- REQUIREMENT A: Translate this sentence from the vaccine article header into French: "This is an open access article distributed under the Creative Commons Attribution License, which permits unrestricted use, distribution, and reproduction in any medium, provided the original work is properly cited."
- REQUIREMENT B: Carry the vaccine article header forward, beginning right after its final sentence.

- EXERCISE TEXT:
+---+

Correlates of Protection for M Protein-Based Vaccines against Group A Streptococcus

1Group A Streptococcus Research Group, Murdoch Childrens Research Institute, Melbourne, VIC 3052, Australia
2Centre for International Child Health, University of Melbourne, Melbourne, VIC 3052, Australia
3Pneumococcal Research Group, Murdoch Childrens Research Institute, Melbourne, VIC 3052, Australia
4Department of Paediatrics, Royal Children’s Hospital, Melbourne, VIC 3052, Australia

Received 9 February 2015; Revised 28 April 2015; Accepted 3 May 2015

Academic Editor: Peirong Jiao

Copyright © 2015 Shu Ki Tsoi et al. This is an open access article distributed under the Creative Commons Attribution License, which permits unrestricted use, distribution, and reproduction in any medium, provided the original work is properly cited.

+---+

[Document layout analysis data]

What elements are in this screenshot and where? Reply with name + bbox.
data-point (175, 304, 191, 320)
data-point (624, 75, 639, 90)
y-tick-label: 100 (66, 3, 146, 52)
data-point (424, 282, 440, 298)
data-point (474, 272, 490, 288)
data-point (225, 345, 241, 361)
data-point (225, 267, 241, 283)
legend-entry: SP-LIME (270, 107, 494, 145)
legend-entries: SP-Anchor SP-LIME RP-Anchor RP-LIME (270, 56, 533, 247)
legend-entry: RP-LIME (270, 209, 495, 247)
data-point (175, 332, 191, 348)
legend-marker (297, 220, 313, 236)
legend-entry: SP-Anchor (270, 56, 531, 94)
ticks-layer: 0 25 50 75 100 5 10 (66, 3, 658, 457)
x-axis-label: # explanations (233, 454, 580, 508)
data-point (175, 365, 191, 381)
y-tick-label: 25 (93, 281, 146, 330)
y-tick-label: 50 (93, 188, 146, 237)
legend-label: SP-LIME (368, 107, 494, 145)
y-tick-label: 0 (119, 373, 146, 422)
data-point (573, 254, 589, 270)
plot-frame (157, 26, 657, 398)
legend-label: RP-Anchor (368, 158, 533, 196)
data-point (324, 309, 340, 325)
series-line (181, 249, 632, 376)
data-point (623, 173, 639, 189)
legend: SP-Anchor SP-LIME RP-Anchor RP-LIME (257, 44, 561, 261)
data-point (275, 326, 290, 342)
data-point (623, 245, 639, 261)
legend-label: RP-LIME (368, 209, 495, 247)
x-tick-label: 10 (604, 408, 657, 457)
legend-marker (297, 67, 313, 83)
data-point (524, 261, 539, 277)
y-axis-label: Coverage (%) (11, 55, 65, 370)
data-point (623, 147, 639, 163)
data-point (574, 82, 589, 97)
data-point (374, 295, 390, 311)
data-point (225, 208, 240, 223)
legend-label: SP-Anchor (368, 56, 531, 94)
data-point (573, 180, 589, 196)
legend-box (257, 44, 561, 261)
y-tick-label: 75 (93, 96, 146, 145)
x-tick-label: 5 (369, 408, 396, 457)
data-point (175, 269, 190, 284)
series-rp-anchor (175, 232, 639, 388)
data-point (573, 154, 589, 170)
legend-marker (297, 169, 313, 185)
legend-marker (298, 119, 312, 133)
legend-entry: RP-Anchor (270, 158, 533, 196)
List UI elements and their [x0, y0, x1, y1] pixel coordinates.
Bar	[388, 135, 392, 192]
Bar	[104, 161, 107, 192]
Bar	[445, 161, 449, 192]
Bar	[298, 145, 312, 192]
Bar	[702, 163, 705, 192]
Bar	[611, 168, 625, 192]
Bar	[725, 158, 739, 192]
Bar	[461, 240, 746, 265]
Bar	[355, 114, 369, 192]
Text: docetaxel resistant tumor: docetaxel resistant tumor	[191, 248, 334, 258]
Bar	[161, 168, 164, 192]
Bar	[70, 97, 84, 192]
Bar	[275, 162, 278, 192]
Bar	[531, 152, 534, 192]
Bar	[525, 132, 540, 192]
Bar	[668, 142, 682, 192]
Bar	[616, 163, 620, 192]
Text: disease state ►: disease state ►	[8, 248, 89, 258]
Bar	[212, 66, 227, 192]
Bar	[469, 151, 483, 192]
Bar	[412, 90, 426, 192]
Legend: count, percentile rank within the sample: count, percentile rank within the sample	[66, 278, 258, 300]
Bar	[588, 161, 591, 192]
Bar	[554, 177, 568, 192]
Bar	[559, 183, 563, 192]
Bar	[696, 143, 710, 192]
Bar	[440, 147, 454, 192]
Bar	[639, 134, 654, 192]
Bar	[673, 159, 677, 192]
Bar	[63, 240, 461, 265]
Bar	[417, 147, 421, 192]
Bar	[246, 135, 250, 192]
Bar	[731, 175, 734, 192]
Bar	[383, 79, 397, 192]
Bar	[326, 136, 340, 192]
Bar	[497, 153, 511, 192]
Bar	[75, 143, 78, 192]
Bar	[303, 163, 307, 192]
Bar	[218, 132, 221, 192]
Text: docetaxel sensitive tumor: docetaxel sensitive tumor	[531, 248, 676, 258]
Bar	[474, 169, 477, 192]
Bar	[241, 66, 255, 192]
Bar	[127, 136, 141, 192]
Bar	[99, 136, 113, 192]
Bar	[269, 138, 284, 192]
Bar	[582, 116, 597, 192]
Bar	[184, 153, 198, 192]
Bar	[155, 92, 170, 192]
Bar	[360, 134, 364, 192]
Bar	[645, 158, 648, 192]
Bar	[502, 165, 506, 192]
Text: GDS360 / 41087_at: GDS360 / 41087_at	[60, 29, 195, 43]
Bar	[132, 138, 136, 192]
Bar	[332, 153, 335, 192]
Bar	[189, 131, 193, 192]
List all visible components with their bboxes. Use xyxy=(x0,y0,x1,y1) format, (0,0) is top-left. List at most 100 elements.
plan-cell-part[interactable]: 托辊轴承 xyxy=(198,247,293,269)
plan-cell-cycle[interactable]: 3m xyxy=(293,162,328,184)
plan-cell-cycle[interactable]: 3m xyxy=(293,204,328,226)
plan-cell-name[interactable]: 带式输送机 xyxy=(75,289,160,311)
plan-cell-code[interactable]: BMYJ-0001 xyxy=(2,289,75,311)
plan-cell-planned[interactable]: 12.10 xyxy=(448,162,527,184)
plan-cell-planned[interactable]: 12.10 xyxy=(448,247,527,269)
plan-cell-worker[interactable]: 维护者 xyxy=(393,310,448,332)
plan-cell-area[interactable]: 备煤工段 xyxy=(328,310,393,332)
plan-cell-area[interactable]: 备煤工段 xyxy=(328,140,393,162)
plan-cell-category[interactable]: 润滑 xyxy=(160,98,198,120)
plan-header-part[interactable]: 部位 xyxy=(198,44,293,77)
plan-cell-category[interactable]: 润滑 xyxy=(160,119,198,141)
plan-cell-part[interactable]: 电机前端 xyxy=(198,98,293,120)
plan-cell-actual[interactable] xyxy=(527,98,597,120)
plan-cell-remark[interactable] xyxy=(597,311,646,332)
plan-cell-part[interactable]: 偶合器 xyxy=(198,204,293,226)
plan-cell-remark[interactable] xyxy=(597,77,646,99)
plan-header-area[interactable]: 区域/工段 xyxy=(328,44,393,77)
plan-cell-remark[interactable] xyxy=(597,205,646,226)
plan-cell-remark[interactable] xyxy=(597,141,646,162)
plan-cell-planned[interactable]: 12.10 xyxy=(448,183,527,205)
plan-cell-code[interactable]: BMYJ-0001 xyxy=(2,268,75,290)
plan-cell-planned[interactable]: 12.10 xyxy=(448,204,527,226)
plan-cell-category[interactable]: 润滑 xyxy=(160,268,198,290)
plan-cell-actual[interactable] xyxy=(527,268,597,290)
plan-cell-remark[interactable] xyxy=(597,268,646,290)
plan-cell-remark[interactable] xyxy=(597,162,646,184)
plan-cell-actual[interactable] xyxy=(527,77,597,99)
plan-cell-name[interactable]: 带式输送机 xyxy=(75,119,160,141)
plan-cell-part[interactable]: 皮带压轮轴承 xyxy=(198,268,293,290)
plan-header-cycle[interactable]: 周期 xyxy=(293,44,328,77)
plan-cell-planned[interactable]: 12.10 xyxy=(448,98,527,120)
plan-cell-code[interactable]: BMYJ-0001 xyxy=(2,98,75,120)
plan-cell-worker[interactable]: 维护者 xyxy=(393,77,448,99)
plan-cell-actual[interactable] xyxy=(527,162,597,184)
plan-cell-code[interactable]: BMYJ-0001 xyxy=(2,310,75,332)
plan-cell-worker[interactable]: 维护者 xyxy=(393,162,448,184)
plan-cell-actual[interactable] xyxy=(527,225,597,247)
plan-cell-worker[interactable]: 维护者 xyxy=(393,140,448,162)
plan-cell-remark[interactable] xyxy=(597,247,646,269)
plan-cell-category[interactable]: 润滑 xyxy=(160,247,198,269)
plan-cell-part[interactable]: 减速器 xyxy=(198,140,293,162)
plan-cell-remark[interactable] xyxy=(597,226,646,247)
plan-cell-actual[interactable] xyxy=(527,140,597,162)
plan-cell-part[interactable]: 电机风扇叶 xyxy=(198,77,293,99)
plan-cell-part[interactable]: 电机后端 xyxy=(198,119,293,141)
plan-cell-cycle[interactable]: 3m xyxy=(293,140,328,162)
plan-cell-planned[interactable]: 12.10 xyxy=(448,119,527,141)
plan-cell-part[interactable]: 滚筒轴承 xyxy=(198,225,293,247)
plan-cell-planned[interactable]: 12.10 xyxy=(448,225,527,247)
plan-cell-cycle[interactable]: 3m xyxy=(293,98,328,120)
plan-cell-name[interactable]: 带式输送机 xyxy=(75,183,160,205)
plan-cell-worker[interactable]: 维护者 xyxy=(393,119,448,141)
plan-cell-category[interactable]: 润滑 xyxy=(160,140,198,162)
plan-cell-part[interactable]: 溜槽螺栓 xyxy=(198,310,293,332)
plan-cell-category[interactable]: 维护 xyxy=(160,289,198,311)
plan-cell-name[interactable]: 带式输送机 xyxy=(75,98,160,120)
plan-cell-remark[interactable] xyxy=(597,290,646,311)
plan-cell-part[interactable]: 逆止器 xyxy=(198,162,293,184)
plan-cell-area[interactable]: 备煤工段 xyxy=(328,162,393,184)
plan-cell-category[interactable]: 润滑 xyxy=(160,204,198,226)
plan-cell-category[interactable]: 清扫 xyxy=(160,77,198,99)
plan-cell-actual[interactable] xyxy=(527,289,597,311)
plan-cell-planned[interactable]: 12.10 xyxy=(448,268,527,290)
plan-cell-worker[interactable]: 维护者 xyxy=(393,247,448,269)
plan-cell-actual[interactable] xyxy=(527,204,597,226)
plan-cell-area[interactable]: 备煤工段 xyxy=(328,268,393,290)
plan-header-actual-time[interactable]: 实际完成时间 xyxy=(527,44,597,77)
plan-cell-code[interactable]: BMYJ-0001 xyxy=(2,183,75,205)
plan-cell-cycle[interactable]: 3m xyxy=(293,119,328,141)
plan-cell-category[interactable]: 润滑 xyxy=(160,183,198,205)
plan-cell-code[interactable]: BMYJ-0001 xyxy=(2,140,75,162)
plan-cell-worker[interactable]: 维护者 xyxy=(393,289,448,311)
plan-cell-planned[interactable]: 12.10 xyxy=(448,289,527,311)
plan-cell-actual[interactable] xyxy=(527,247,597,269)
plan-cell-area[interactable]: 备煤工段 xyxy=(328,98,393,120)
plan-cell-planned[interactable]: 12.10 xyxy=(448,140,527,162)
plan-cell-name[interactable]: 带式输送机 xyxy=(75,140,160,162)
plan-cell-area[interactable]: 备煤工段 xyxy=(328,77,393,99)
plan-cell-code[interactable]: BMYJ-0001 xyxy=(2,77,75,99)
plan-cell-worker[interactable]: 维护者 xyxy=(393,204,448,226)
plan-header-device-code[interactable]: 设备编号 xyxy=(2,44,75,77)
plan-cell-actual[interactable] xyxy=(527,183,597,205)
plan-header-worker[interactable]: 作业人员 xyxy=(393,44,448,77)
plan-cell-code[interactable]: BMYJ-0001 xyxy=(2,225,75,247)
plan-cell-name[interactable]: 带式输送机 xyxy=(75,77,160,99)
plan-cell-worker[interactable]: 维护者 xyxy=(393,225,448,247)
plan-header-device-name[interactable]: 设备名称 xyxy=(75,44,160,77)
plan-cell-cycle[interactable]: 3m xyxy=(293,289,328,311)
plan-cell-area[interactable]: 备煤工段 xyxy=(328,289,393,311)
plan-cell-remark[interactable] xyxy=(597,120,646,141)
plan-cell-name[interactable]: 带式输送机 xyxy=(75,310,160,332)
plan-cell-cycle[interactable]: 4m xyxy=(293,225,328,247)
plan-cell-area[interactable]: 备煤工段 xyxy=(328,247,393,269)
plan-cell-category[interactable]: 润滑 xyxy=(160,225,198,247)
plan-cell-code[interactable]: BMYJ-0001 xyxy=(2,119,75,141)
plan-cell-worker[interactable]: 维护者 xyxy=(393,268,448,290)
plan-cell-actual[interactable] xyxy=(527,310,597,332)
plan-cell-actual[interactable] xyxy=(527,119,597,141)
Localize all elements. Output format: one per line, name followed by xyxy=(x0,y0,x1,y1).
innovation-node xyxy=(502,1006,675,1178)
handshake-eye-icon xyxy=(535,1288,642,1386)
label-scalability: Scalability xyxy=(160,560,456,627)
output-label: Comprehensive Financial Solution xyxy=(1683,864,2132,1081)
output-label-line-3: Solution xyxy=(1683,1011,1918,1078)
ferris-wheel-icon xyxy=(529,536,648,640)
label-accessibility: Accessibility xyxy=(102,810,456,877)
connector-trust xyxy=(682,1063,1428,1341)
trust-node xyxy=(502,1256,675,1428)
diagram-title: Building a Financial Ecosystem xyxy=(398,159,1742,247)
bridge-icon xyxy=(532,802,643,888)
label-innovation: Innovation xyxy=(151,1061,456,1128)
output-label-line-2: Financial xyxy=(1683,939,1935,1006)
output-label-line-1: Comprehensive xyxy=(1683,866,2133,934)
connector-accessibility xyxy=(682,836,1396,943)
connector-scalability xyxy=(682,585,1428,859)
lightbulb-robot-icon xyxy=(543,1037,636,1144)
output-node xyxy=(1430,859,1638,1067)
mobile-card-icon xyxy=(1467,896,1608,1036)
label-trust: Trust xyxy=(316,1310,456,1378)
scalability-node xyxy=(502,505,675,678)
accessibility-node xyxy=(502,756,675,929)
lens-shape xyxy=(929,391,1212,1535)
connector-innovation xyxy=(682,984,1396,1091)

+---+

- FINAL ANSWER A: Il s'agit d'un article en libre accès distribué sous la licence Creative Commons Attribution, qui autorise l'utilisation, la distribution et la reproduction sans restriction sur tout support, à condition que l'œuvre originale soit correctement citée.

- FINAL ANSWER B:
Group A streptococcus (GAS) is known to cause a broad spectrum of illness, from pharyngitis and impetigo, to autoimmune sequelae such as rheumatic heart disease, and invasive diseases. It is a significant cause of infectious disease morbidity and mortality worldwide, but no efficacious vaccine is currently available. Progress in GAS vaccine development has been hindered by a number of obstacles, including a lack of standardization in immunoassays and the need to define human correlates of protection. In this review, we have examined the current immunoassays used in both GAS and other organisms, and explored the various challenges in their implementation in order to propose potential future directions to identify a correlate of protection and facilitate the development of M protein-based vaccines, which are currently the main GAS vaccine candidates.